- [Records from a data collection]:
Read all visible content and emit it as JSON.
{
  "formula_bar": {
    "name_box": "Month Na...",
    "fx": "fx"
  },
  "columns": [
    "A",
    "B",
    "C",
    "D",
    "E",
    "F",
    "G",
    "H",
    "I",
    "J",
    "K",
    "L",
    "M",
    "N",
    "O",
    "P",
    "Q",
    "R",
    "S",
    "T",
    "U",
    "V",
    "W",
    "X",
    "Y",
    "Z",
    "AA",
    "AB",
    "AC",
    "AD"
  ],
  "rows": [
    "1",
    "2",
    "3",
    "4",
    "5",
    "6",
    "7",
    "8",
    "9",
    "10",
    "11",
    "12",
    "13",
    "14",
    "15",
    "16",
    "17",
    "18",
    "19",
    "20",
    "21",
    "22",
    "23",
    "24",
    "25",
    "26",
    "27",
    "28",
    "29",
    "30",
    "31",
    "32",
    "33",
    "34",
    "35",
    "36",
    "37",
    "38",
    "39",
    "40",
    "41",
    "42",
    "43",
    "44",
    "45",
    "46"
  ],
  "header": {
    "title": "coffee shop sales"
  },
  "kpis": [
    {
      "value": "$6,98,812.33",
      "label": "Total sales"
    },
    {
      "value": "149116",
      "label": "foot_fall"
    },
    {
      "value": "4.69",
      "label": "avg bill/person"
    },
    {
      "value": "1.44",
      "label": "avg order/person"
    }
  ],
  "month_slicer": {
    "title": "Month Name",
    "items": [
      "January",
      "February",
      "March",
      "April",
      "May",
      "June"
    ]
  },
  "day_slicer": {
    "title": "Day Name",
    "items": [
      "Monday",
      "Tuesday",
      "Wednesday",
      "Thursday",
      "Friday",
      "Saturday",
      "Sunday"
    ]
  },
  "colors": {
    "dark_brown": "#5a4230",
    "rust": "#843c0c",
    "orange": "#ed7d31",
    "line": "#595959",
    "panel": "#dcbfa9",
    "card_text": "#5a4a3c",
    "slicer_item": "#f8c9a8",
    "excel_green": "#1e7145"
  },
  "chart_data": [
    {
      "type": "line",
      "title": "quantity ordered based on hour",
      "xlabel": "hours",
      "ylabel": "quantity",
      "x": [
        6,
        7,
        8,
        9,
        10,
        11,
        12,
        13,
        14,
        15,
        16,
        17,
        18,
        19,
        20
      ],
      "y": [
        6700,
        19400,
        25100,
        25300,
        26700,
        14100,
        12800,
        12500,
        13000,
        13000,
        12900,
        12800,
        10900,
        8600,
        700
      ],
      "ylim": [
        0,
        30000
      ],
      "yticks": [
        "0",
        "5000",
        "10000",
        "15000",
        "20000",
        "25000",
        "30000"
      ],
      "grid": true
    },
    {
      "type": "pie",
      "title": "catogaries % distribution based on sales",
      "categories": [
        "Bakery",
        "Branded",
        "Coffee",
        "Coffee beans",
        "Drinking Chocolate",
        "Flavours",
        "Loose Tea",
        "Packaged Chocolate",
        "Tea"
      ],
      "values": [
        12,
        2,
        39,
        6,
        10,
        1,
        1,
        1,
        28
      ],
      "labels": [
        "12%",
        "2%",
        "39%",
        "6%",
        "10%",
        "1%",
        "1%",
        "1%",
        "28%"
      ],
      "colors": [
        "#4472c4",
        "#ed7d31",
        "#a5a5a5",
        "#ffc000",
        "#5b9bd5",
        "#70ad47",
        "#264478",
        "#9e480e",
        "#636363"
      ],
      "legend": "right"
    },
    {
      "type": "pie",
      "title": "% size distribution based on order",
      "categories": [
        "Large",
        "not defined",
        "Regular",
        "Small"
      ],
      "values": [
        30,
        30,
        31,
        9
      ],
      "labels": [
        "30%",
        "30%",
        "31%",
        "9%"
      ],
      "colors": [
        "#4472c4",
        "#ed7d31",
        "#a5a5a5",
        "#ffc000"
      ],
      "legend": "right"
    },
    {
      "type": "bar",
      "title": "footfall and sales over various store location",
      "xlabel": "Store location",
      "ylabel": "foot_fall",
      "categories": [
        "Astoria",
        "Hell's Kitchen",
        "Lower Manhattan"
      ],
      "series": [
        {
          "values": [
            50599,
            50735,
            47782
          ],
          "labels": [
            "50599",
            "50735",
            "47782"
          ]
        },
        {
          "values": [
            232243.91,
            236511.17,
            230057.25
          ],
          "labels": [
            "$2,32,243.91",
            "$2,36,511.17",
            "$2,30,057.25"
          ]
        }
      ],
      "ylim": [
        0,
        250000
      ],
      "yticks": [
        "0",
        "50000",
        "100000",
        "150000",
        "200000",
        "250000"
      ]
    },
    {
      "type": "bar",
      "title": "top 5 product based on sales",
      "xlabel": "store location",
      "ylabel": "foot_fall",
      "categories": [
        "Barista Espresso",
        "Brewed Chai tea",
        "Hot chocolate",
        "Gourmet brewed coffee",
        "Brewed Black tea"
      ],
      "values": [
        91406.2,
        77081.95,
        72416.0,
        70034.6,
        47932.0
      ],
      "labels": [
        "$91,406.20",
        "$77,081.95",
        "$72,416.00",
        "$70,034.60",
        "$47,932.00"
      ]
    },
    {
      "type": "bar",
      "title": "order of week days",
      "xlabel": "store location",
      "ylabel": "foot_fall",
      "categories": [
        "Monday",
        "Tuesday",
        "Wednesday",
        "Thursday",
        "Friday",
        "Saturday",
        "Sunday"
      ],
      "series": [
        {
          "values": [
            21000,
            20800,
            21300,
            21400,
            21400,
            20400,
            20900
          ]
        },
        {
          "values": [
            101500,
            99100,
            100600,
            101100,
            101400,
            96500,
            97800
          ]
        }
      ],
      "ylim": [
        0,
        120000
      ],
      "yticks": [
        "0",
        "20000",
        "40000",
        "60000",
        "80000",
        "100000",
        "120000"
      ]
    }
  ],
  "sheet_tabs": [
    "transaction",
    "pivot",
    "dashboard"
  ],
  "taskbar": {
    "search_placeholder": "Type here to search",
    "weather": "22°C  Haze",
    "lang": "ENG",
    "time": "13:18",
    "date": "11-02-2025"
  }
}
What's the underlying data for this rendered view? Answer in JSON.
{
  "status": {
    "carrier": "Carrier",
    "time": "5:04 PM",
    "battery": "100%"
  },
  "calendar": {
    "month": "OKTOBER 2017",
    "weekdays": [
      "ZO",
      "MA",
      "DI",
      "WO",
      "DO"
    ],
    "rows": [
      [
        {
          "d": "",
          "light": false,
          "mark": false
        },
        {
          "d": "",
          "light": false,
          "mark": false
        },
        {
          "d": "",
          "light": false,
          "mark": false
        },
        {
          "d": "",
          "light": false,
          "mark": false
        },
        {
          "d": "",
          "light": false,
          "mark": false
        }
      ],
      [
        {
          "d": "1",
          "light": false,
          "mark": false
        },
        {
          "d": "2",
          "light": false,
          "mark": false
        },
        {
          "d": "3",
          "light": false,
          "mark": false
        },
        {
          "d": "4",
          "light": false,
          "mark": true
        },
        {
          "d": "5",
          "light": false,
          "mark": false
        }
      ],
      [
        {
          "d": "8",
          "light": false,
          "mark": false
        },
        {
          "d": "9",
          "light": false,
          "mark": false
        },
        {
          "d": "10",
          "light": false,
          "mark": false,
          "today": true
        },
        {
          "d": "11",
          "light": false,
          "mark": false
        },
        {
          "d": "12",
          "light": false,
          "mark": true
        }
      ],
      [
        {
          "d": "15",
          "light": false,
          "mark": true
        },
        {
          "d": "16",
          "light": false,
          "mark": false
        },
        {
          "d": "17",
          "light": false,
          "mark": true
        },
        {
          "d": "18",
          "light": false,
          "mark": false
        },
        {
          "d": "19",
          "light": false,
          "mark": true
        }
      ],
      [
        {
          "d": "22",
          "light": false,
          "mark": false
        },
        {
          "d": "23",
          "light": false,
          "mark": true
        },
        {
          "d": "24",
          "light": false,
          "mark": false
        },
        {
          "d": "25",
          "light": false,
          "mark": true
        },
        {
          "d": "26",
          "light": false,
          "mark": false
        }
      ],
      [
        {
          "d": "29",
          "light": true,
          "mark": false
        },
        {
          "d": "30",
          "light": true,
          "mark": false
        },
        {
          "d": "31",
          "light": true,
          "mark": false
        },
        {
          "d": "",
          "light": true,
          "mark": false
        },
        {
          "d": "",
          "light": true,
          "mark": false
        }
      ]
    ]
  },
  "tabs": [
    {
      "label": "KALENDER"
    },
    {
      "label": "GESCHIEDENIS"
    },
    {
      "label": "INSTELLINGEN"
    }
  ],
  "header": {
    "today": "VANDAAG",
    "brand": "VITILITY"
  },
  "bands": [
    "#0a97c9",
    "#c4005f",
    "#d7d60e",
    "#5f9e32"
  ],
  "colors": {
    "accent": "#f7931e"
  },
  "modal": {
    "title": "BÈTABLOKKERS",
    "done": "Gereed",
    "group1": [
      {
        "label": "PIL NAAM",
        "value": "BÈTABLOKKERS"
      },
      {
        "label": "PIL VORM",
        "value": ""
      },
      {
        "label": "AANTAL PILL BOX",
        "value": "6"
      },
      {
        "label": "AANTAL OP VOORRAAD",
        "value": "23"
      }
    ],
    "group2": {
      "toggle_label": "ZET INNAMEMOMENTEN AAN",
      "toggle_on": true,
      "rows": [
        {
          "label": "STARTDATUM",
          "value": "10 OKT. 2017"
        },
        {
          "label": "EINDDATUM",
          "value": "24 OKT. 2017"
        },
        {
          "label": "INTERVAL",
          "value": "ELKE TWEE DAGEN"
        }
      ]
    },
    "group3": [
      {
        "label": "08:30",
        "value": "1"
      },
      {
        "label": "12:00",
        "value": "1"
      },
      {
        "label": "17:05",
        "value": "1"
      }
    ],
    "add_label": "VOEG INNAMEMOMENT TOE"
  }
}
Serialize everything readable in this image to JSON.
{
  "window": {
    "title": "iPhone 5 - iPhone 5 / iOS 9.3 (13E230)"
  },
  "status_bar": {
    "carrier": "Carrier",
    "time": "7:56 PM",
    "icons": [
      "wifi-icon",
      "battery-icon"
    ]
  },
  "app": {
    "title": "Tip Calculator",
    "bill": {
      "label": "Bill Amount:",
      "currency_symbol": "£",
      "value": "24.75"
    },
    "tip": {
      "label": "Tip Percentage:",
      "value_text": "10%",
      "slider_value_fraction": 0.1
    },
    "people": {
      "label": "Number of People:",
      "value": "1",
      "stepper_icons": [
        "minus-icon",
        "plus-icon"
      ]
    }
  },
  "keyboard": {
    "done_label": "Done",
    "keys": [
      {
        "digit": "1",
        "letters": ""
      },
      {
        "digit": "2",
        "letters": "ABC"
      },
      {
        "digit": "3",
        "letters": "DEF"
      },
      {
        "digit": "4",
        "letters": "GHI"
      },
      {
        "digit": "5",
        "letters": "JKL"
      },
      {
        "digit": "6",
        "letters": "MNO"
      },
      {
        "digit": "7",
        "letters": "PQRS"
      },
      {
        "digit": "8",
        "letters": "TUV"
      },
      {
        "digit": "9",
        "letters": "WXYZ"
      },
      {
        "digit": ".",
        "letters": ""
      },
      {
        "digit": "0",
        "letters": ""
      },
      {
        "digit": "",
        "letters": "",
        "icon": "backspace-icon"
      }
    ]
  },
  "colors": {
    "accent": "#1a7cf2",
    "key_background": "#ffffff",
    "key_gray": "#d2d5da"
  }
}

- [PROMPT]: Everything from the line with "Serialize everything readable" through the last line of the material above should be echoed exactly, and nothing else.

- [WRITTEN SOLUTION]:
Serialize everything readable in this image to JSON.
{
  "window": {
    "title": "iPhone 5 - iPhone 5 / iOS 9.3 (13E230)"
  },
  "status_bar": {
    "carrier": "Carrier",
    "time": "7:56 PM",
    "icons": [
      "wifi-icon",
      "battery-icon"
    ]
  },
  "app": {
    "title": "Tip Calculator",
    "bill": {
      "label": "Bill Amount:",
      "currency_symbol": "£",
      "value": "24.75"
    },
    "tip": {
      "label": "Tip Percentage:",
      "value_text": "10%",
      "slider_value_fraction": 0.1
    },
    "people": {
      "label": "Number of People:",
      "value": "1",
      "stepper_icons": [
        "minus-icon",
        "plus-icon"
      ]
    }
  },
  "keyboard": {
    "done_label": "Done",
    "keys": [
      {
        "digit": "1",
        "letters": ""
      },
      {
        "digit": "2",
        "letters": "ABC"
      },
      {
        "digit": "3",
        "letters": "DEF"
      },
      {
        "digit": "4",
        "letters": "GHI"
      },
      {
        "digit": "5",
        "letters": "JKL"
      },
      {
        "digit": "6",
        "letters": "MNO"
      },
      {
        "digit": "7",
        "letters": "PQRS"
      },
      {
        "digit": "8",
        "letters": "TUV"
      },
      {
        "digit": "9",
        "letters": "WXYZ"
      },
      {
        "digit": ".",
        "letters": ""
      },
      {
        "digit": "0",
        "letters": ""
      },
      {
        "digit": "",
        "letters": "",
        "icon": "backspace-icon"
      }
    ]
  },
  "colors": {
    "accent": "#1a7cf2",
    "key_background": "#ffffff",
    "key_gray": "#d2d5da"
  }
}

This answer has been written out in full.